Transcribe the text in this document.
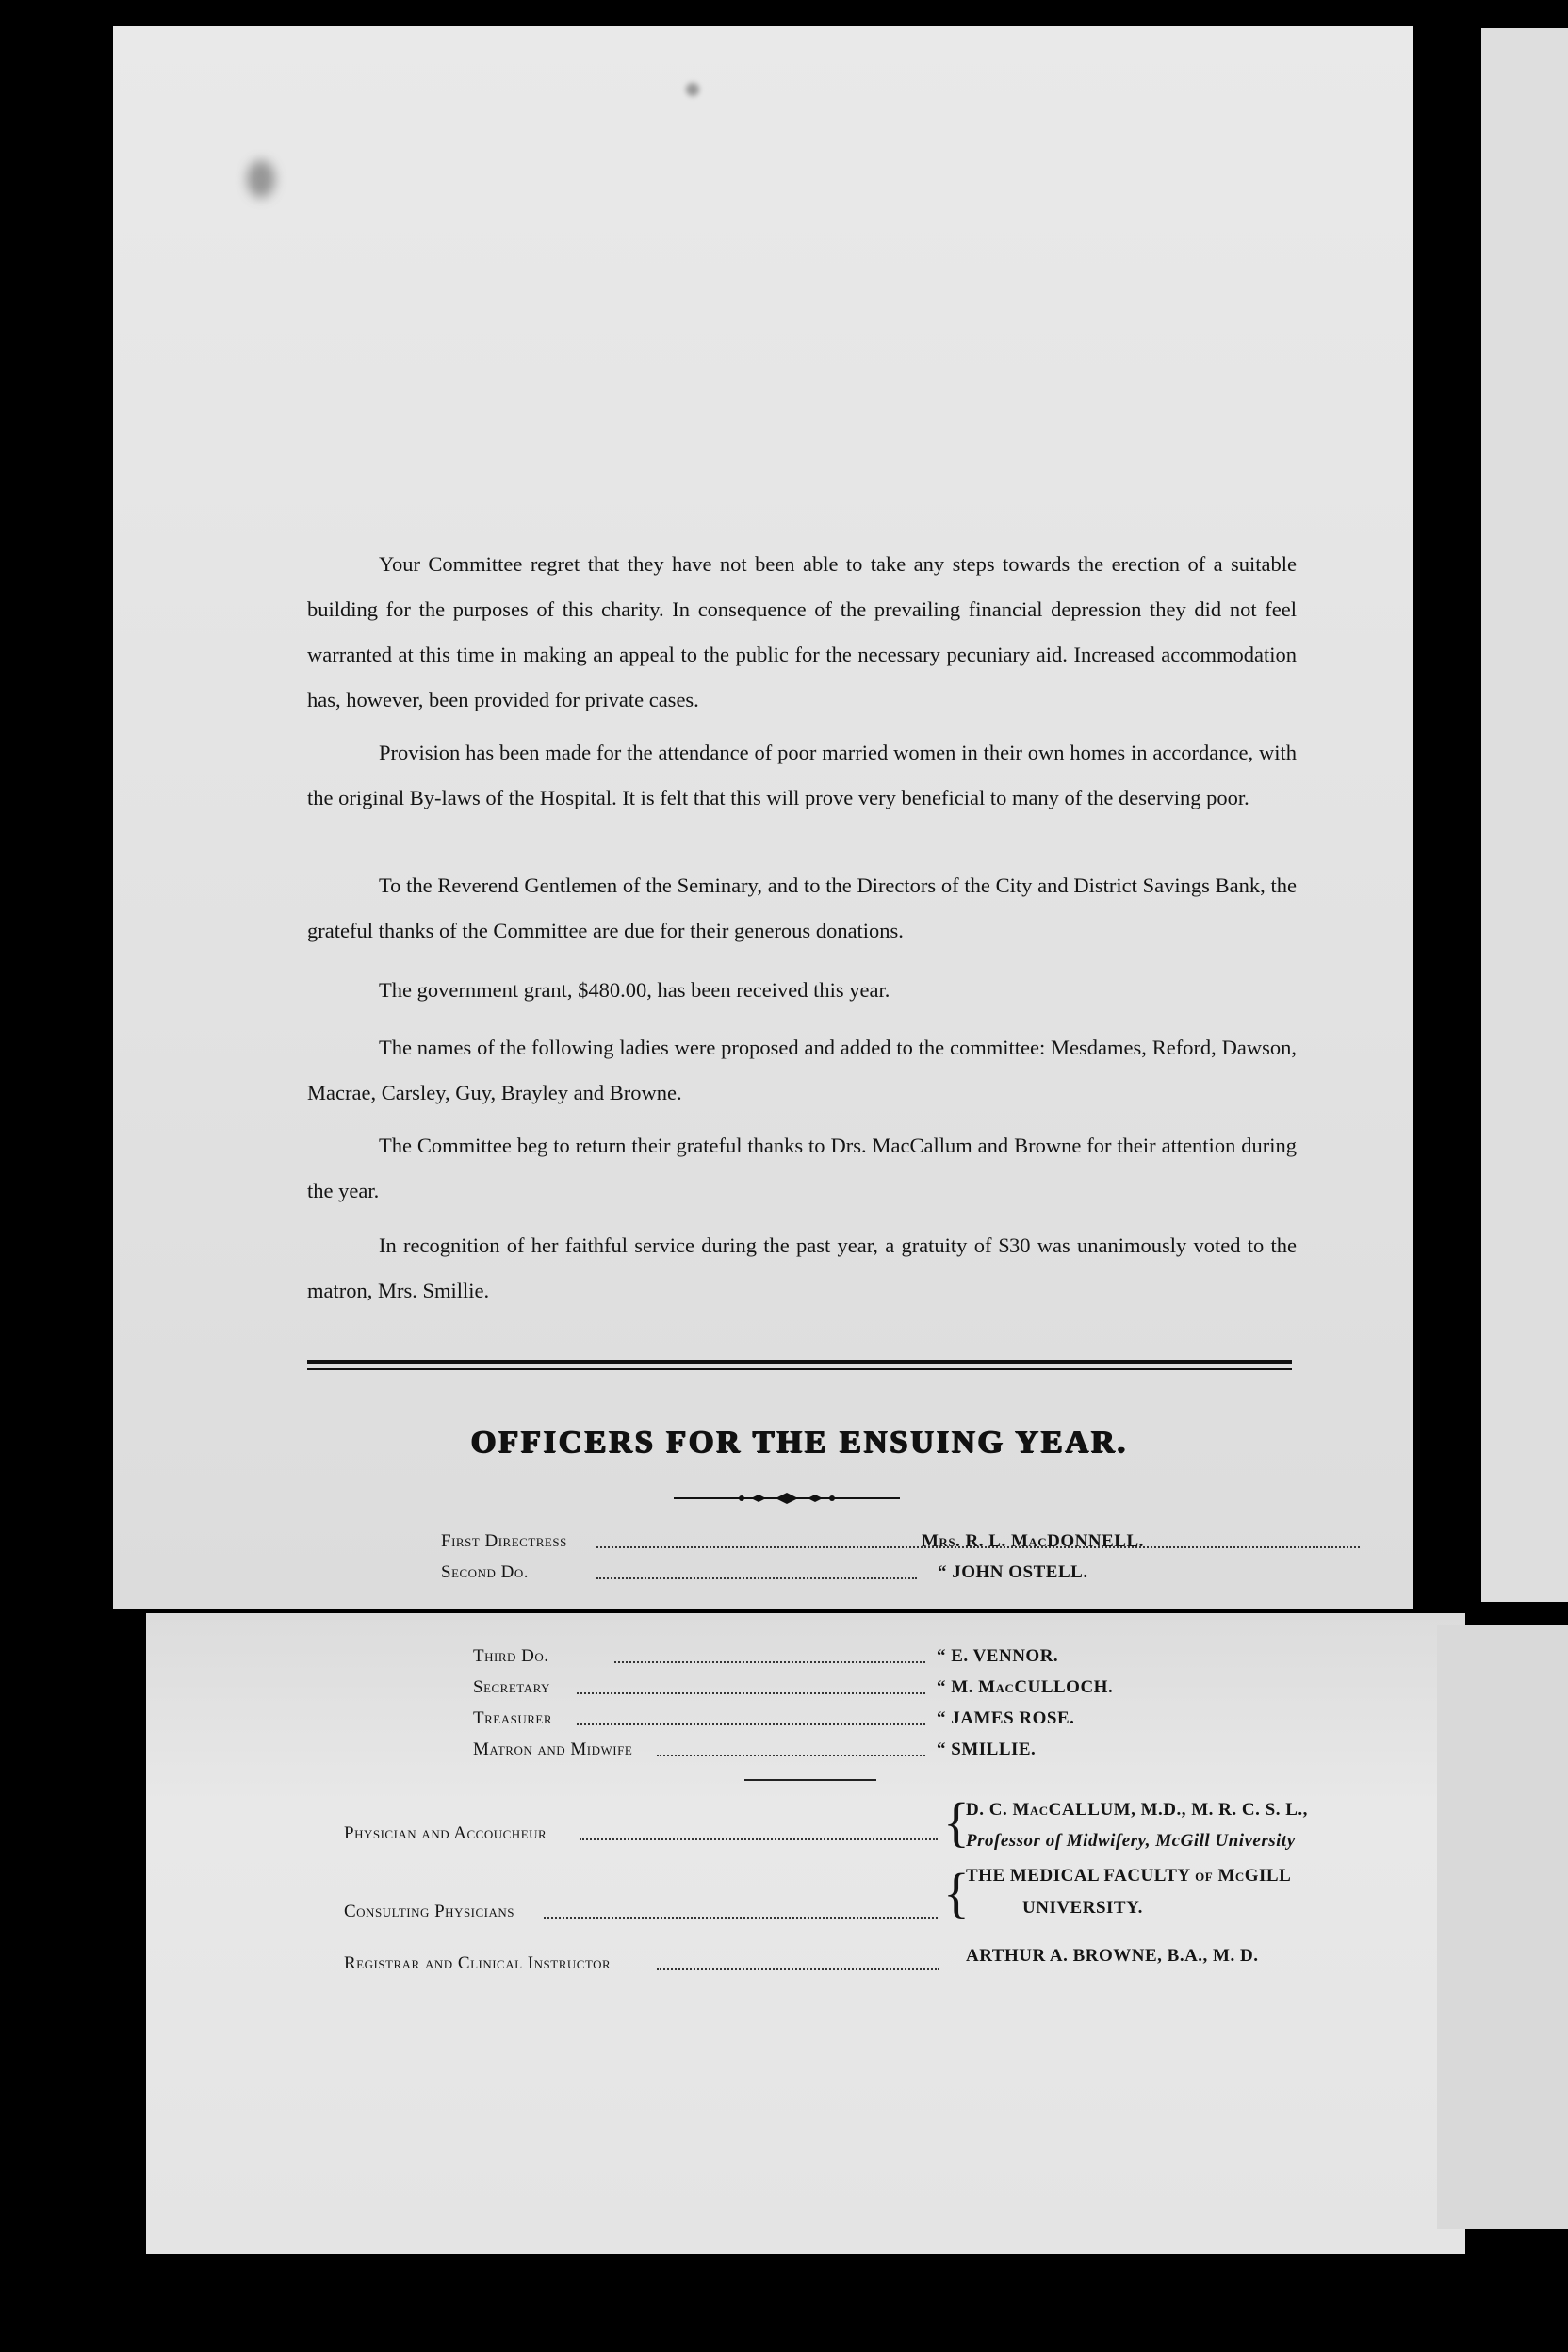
Your Committee regret that they have not been able to take any steps towards the erection of a suitable building for the purposes of this charity. In consequence of the prevailing financial depression they did not feel warranted at this time in making an appeal to the public for the necessary pecuniary aid. Increased accommodation has, however, been provided for private cases.

Provision has been made for the attendance of poor married women in their own homes in accordance, with the original By-laws of the Hospital. It is felt that this will prove very beneficial to many of the deserving poor.

To the Reverend Gentlemen of the Seminary, and to the Directors of the City and District Savings Bank, the grateful thanks of the Committee are due for their generous donations.

The government grant, $480.00, has been received this year.

The names of the following ladies were proposed and added to the committee: Mesdames, Reford, Dawson, Macrae, Carsley, Guy, Brayley and Browne.

The Committee beg to return their grateful thanks to Drs. MacCallum and Browne for their attention during the year.

In recognition of her faithful service during the past year, a gratuity of $30 was unanimously voted to the matron, Mrs. Smillie.

OFFICERS FOR THE ENSUING YEAR.
First Directress	Mrs. R. L. MacDONNELL.
Second Do.	“ JOHN OSTELL.
Third Do.	“ E. VENNOR.
Secretary	“ M. MacCULLOCH.
Treasurer	“ JAMES ROSE.
Matron and Midwife	“ SMILLIE.
Physician and Accoucheur	{
D. C. MacCALLUM, M.D., M. R. C. S. L.,
Professor of Midwifery, McGill University
Consulting Physicians	{
THE MEDICAL FACULTY of McGILL
UNIVERSITY.
Registrar and Clinical Instructor	ARTHUR A. BROWNE, B.A., M. D.
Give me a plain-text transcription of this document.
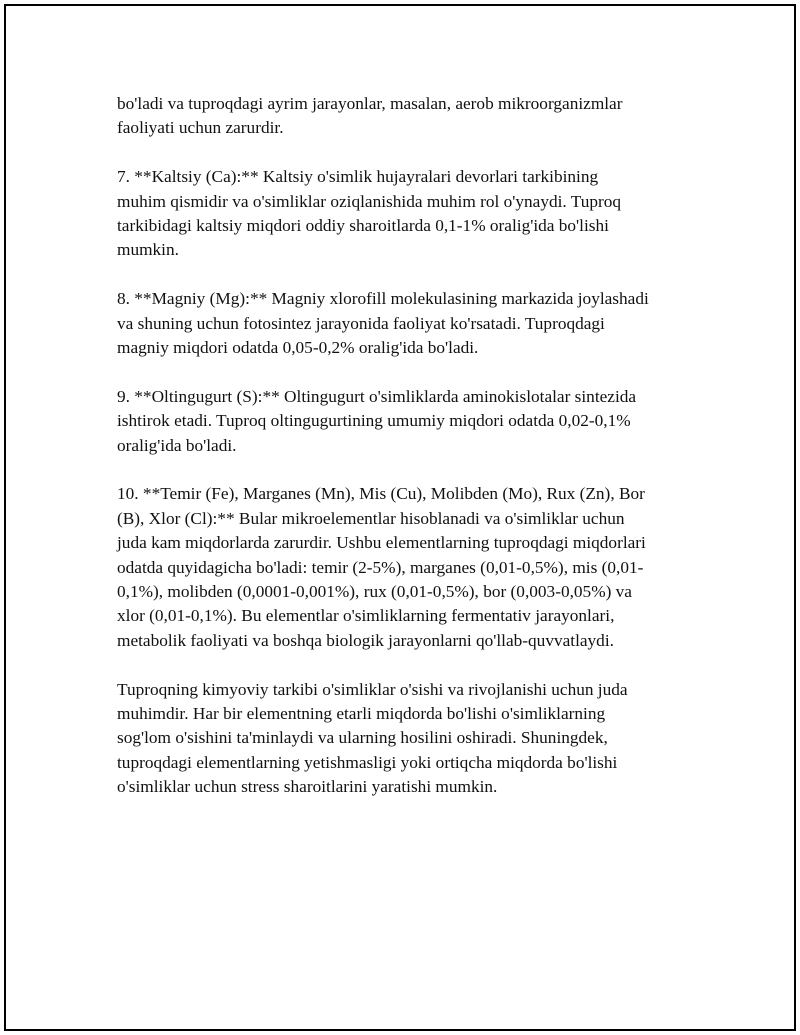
bo'ladi va tuproqdagi ayrim jarayonlar, masalan, aerob mikroorganizmlar
faoliyati uchun zarurdir.

7. **Kaltsiy (Ca):** Kaltsiy o'simlik hujayralari devorlari tarkibining
muhim qismidir va o'simliklar oziqlanishida muhim rol o'ynaydi. Tuproq
tarkibidagi kaltsiy miqdori oddiy sharoitlarda 0,1-1% oralig'ida bo'lishi
mumkin.

8. **Magniy (Mg):** Magniy xlorofill molekulasining markazida joylashadi
va shuning uchun fotosintez jarayonida faoliyat ko'rsatadi. Tuproqdagi
magniy miqdori odatda 0,05-0,2% oralig'ida bo'ladi.

9. **Oltingugurt (S):** Oltingugurt o'simliklarda aminokislotalar sintezida
ishtirok etadi. Tuproq oltingugurtining umumiy miqdori odatda 0,02-0,1%
oralig'ida bo'ladi.

10. **Temir (Fe), Marganes (Mn), Mis (Cu), Molibden (Mo), Rux (Zn), Bor
(B), Xlor (Cl):** Bular mikroelementlar hisoblanadi va o'simliklar uchun
juda kam miqdorlarda zarurdir. Ushbu elementlarning tuproqdagi miqdorlari
odatda quyidagicha bo'ladi: temir (2-5%), marganes (0,01-0,5%), mis (0,01-
0,1%), molibden (0,0001-0,001%), rux (0,01-0,5%), bor (0,003-0,05%) va
xlor (0,01-0,1%). Bu elementlar o'simliklarning fermentativ jarayonlari,
metabolik faoliyati va boshqa biologik jarayonlarni qo'llab-quvvatlaydi.

Tuproqning kimyoviy tarkibi o'simliklar o'sishi va rivojlanishi uchun juda
muhimdir. Har bir elementning etarli miqdorda bo'lishi o'simliklarning
sog'lom o'sishini ta'minlaydi va ularning hosilini oshiradi. Shuningdek,
tuproqdagi elementlarning yetishmasligi yoki ortiqcha miqdorda bo'lishi
o'simliklar uchun stress sharoitlarini yaratishi mumkin.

==*==

» **Short task**
Pictures in the data above should not be copied; transcribe everything else exactly.

» **The answer**
Transcribe the text in this document.
Your Committee regret that they have not been able to take any steps towards the erection of a suitable building for the purposes of this charity. In consequence of the prevailing financial depression they did not feel warranted at this time in making an appeal to the public for the necessary pecuniary aid. Increased accommodation has, however, been provided for private cases.

Provision has been made for the attendance of poor married women in their own homes in accordance, with the original By-laws of the Hospital. It is felt that this will prove very beneficial to many of the deserving poor.

To the Reverend Gentlemen of the Seminary, and to the Directors of the City and District Savings Bank, the grateful thanks of the Committee are due for their generous donations.

The government grant, $480.00, has been received this year.

The names of the following ladies were proposed and added to the committee: Mesdames, Reford, Dawson, Macrae, Carsley, Guy, Brayley and Browne.

The Committee beg to return their grateful thanks to Drs. MacCallum and Browne for their attention during the year.

In recognition of her faithful service during the past year, a gratuity of $30 was unanimously voted to the matron, Mrs. Smillie.

OFFICERS FOR THE ENSUING YEAR.
First Directress	Mrs. R. L. MacDONNELL.
Second Do.	“ JOHN OSTELL.
Third Do.	“ E. VENNOR.
Secretary	“ M. MacCULLOCH.
Treasurer	“ JAMES ROSE.
Matron and Midwife	“ SMILLIE.
Physician and Accoucheur	{
D. C. MacCALLUM, M.D., M. R. C. S. L.,
Professor of Midwifery, McGill University
Consulting Physicians	{
THE MEDICAL FACULTY of McGILL
UNIVERSITY.
Registrar and Clinical Instructor	ARTHUR A. BROWNE, B.A., M. D.
Give me a plain-text transcription of this document.
bo'ladi va tuproqdagi ayrim jarayonlar, masalan, aerob mikroorganizmlar
faoliyati uchun zarurdir.

7. **Kaltsiy (Ca):** Kaltsiy o'simlik hujayralari devorlari tarkibining
muhim qismidir va o'simliklar oziqlanishida muhim rol o'ynaydi. Tuproq
tarkibidagi kaltsiy miqdori oddiy sharoitlarda 0,1-1% oralig'ida bo'lishi
mumkin.

8. **Magniy (Mg):** Magniy xlorofill molekulasining markazida joylashadi
va shuning uchun fotosintez jarayonida faoliyat ko'rsatadi. Tuproqdagi
magniy miqdori odatda 0,05-0,2% oralig'ida bo'ladi.

9. **Oltingugurt (S):** Oltingugurt o'simliklarda aminokislotalar sintezida
ishtirok etadi. Tuproq oltingugurtining umumiy miqdori odatda 0,02-0,1%
oralig'ida bo'ladi.

10. **Temir (Fe), Marganes (Mn), Mis (Cu), Molibden (Mo), Rux (Zn), Bor
(B), Xlor (Cl):** Bular mikroelementlar hisoblanadi va o'simliklar uchun
juda kam miqdorlarda zarurdir. Ushbu elementlarning tuproqdagi miqdorlari
odatda quyidagicha bo'ladi: temir (2-5%), marganes (0,01-0,5%), mis (0,01-
0,1%), molibden (0,0001-0,001%), rux (0,01-0,5%), bor (0,003-0,05%) va
xlor (0,01-0,1%). Bu elementlar o'simliklarning fermentativ jarayonlari,
metabolik faoliyati va boshqa biologik jarayonlarni qo'llab-quvvatlaydi.

Tuproqning kimyoviy tarkibi o'simliklar o'sishi va rivojlanishi uchun juda
muhimdir. Har bir elementning etarli miqdorda bo'lishi o'simliklarning
sog'lom o'sishini ta'minlaydi va ularning hosilini oshiradi. Shuningdek,
tuproqdagi elementlarning yetishmasligi yoki ortiqcha miqdorda bo'lishi
o'simliklar uchun stress sharoitlarini yaratishi mumkin.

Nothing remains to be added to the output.